:: WRITTEN PROBLEM ::
Below is a listing; write it out exactly and drop any images from it.

# # # # #

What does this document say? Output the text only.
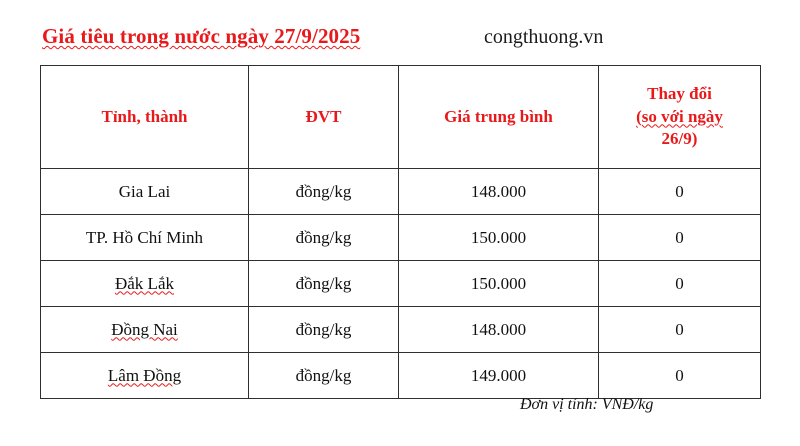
Giá tiêu trong nước ngày 27/9/2025	congthuong.vn
Tỉnh, thành	ĐVT	Giá trung bình	Thay đổi
(so với ngày
26/9)

Gia Lai	đồng/kg	148.000	0
TP. Hồ Chí Minh	đồng/kg	150.000	0
Đắk Lắk	đồng/kg	150.000	0
Đồng Nai	đồng/kg	148.000	0
Lâm Đồng	đồng/kg	149.000	0
Đơn vị tính: VNĐ/kg
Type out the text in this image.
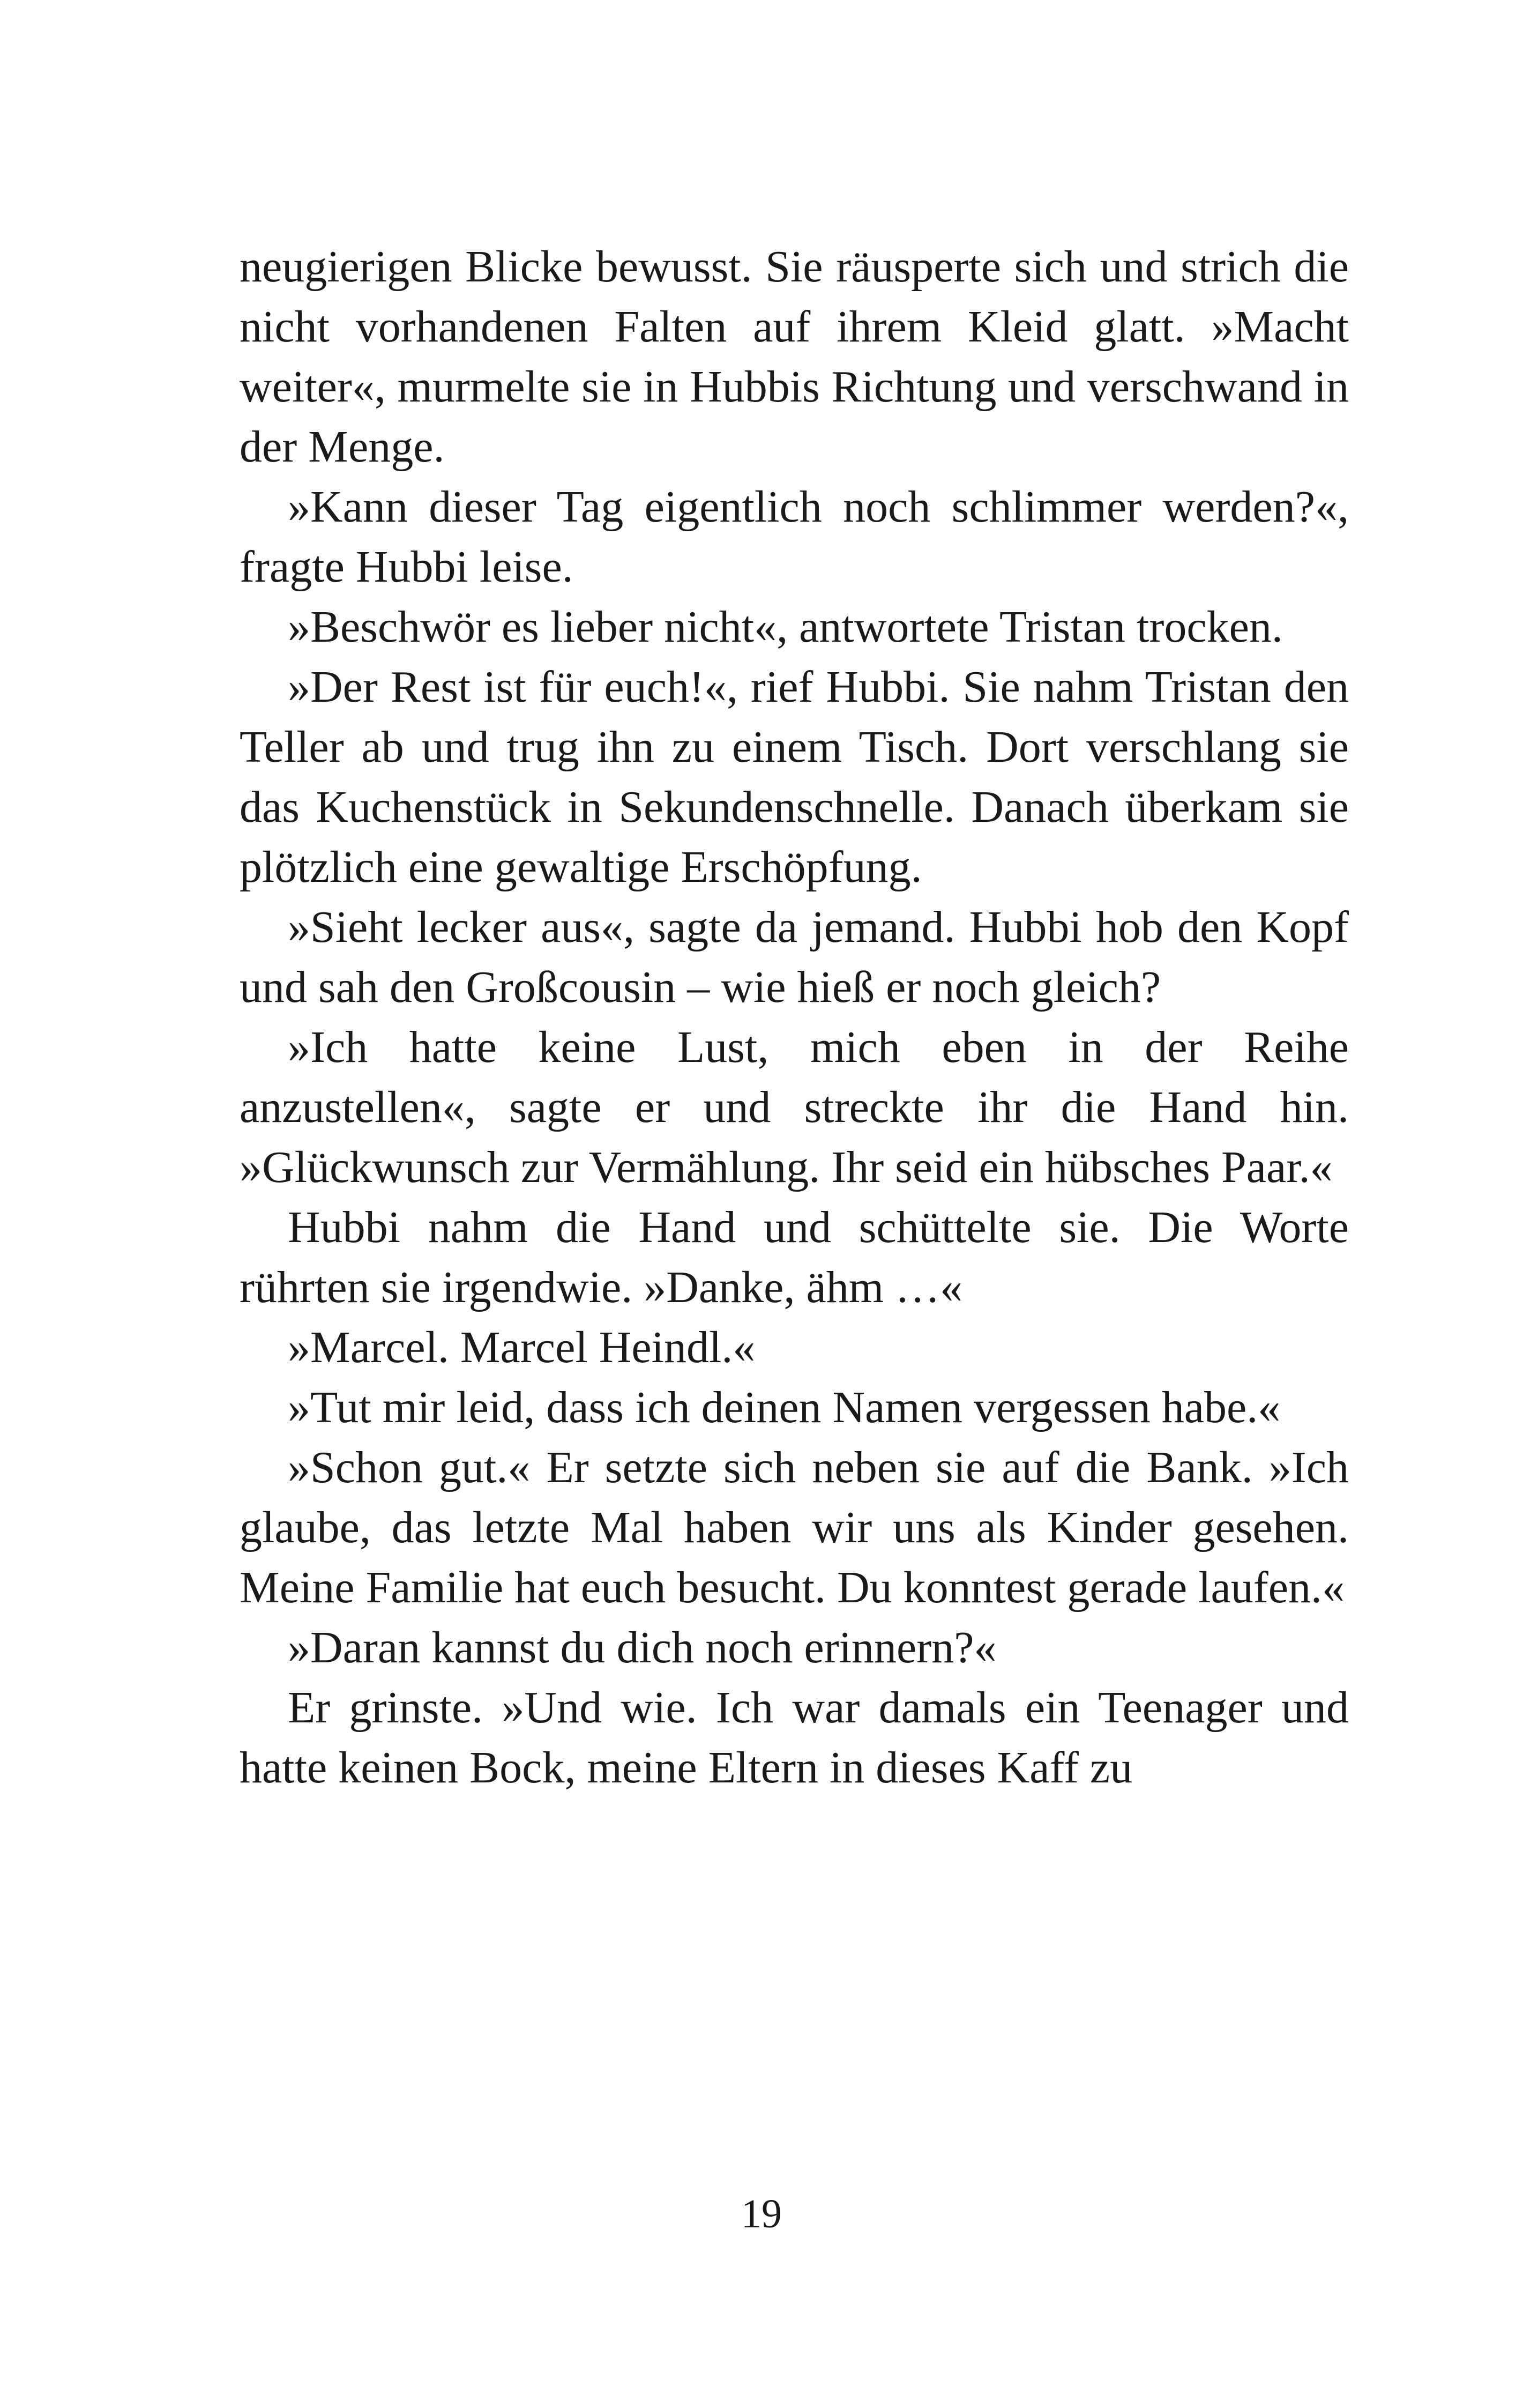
neugierigen Blicke bewusst. Sie räusperte sich und strich die nicht vorhandenen Falten auf ihrem Kleid glatt. »Macht weiter«, murmelte sie in Hubbis Richtung und verschwand in der Menge.

»Kann dieser Tag eigentlich noch schlimmer werden?«, fragte Hubbi leise.

»Beschwör es lieber nicht«, antwortete Tristan trocken.

»Der Rest ist für euch!«, rief Hubbi. Sie nahm Tristan den Teller ab und trug ihn zu einem Tisch. Dort verschlang sie das Kuchenstück in Sekundenschnelle. Danach überkam sie plötzlich eine gewaltige Erschöpfung.

»Sieht lecker aus«, sagte da jemand. Hubbi hob den Kopf und sah den Großcousin – wie hieß er noch gleich?

»Ich hatte keine Lust, mich eben in der Reihe anzustellen«, sagte er und streckte ihr die Hand hin. »Glückwunsch zur Vermählung. Ihr seid ein hübsches Paar.«

Hubbi nahm die Hand und schüttelte sie. Die Worte rührten sie irgendwie. »Danke, ähm …«

»Marcel. Marcel Heindl.«

»Tut mir leid, dass ich deinen Namen vergessen habe.«

»Schon gut.« Er setzte sich neben sie auf die Bank. »Ich glaube, das letzte Mal haben wir uns als Kinder gesehen. Meine Familie hat euch besucht. Du konntest gerade laufen.«

»Daran kannst du dich noch erinnern?«

Er grinste. »Und wie. Ich war damals ein Teenager und hatte keinen Bock, meine Eltern in dieses Kaff zu

19
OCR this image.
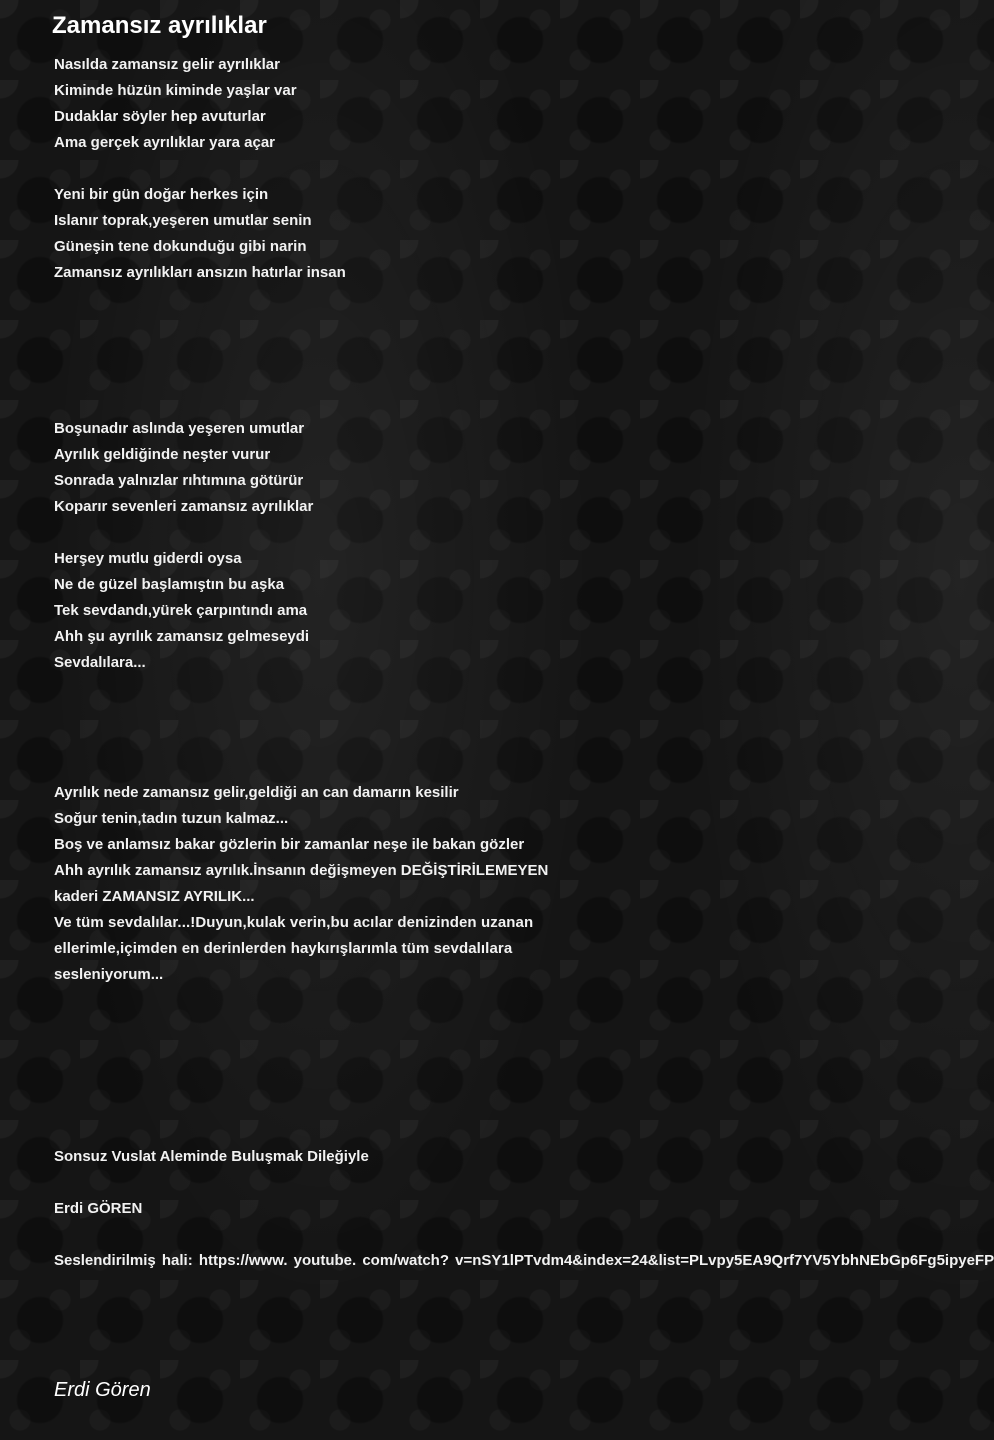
Zamansız ayrılıklar
Nasılda zamansız gelir ayrılıklar
Kiminde hüzün kiminde yaşlar var
Dudaklar söyler hep avuturlar
Ama gerçek ayrılıklar yara açar
Yeni bir gün doğar herkes için
Islanır toprak,yeşeren umutlar senin
Güneşin tene dokunduğu gibi narin
Zamansız ayrılıkları ansızın hatırlar insan
Boşunadır aslında yeşeren umutlar
Ayrılık geldiğinde neşter vurur
Sonrada yalnızlar rıhtımına götürür
Koparır sevenleri zamansız ayrılıklar
Herşey mutlu giderdi oysa
Ne de güzel başlamıştın bu aşka
Tek sevdandı,yürek çarpıntındı ama
Ahh şu ayrılık zamansız gelmeseydi
Sevdalılara...
Ayrılık nede zamansız gelir,geldiği an can damarın kesilir
Soğur tenin,tadın tuzun kalmaz...
Boş ve anlamsız bakar gözlerin bir zamanlar neşe ile bakan gözler
Ahh ayrılık zamansız ayrılık.İnsanın değişmeyen DEĞİŞTİRİLEMEYEN
kaderi ZAMANSIZ AYRILIK...
Ve tüm sevdalılar...!Duyun,kulak verin,bu acılar denizinden uzanan
ellerimle,içimden en derinlerden haykırışlarımla tüm sevdalılara
sesleniyorum...
Sonsuz Vuslat Aleminde Buluşmak Dileğiyle
Erdi GÖREN
Seslendirilmiş hali: https://www. youtube. com/watch? v=nSY1lPTvdm4&index=24&list=PLvpy5EA9Qrf7YV5YbhNEbGp6Fg5ipyeFP
Erdi Gören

# # # # #

:: EXERCISE RESULT ::
What does this document say? Output the text only.
Giá tiêu trong nước ngày 27/9/2025	congthuong.vn
Tỉnh, thành	ĐVT	Giá trung bình	Thay đổi
(so với ngày
26/9)

Gia Lai	đồng/kg	148.000	0
TP. Hồ Chí Minh	đồng/kg	150.000	0
Đắk Lắk	đồng/kg	150.000	0
Đồng Nai	đồng/kg	148.000	0
Lâm Đồng	đồng/kg	149.000	0
Đơn vị tính: VNĐ/kg
Type out the text in this image.
neugierigen Blicke bewusst. Sie räusperte sich und strich die nicht vorhandenen Falten auf ihrem Kleid glatt. »Macht weiter«, murmelte sie in Hubbis Richtung und verschwand in der Menge.

»Kann dieser Tag eigentlich noch schlimmer werden?«, fragte Hubbi leise.

»Beschwör es lieber nicht«, antwortete Tristan trocken.

»Der Rest ist für euch!«, rief Hubbi. Sie nahm Tristan den Teller ab und trug ihn zu einem Tisch. Dort verschlang sie das Kuchenstück in Sekundenschnelle. Danach überkam sie plötzlich eine gewaltige Erschöpfung.

»Sieht lecker aus«, sagte da jemand. Hubbi hob den Kopf und sah den Großcousin – wie hieß er noch gleich?

»Ich hatte keine Lust, mich eben in der Reihe anzustellen«, sagte er und streckte ihr die Hand hin. »Glückwunsch zur Vermählung. Ihr seid ein hübsches Paar.«

Hubbi nahm die Hand und schüttelte sie. Die Worte rührten sie irgendwie. »Danke, ähm …«

»Marcel. Marcel Heindl.«

»Tut mir leid, dass ich deinen Namen vergessen habe.«

»Schon gut.« Er setzte sich neben sie auf die Bank. »Ich glaube, das letzte Mal haben wir uns als Kinder gesehen. Meine Familie hat euch besucht. Du konntest gerade laufen.«

»Daran kannst du dich noch erinnern?«

Er grinste. »Und wie. Ich war damals ein Teenager und hatte keinen Bock, meine Eltern in dieses Kaff zu

19
OCR this image.
Zamansız ayrılıklar
Nasılda zamansız gelir ayrılıklar
Kiminde hüzün kiminde yaşlar var
Dudaklar söyler hep avuturlar
Ama gerçek ayrılıklar yara açar
Yeni bir gün doğar herkes için
Islanır toprak,yeşeren umutlar senin
Güneşin tene dokunduğu gibi narin
Zamansız ayrılıkları ansızın hatırlar insan
Boşunadır aslında yeşeren umutlar
Ayrılık geldiğinde neşter vurur
Sonrada yalnızlar rıhtımına götürür
Koparır sevenleri zamansız ayrılıklar
Herşey mutlu giderdi oysa
Ne de güzel başlamıştın bu aşka
Tek sevdandı,yürek çarpıntındı ama
Ahh şu ayrılık zamansız gelmeseydi
Sevdalılara...
Ayrılık nede zamansız gelir,geldiği an can damarın kesilir
Soğur tenin,tadın tuzun kalmaz...
Boş ve anlamsız bakar gözlerin bir zamanlar neşe ile bakan gözler
Ahh ayrılık zamansız ayrılık.İnsanın değişmeyen DEĞİŞTİRİLEMEYEN
kaderi ZAMANSIZ AYRILIK...
Ve tüm sevdalılar...!Duyun,kulak verin,bu acılar denizinden uzanan
ellerimle,içimden en derinlerden haykırışlarımla tüm sevdalılara
sesleniyorum...
Sonsuz Vuslat Aleminde Buluşmak Dileğiyle
Erdi GÖREN
Seslendirilmiş hali: https://www. youtube. com/watch? v=nSY1lPTvdm4&index=24&list=PLvpy5EA9Qrf7YV5YbhNEbGp6Fg5ipyeFP
Erdi Gören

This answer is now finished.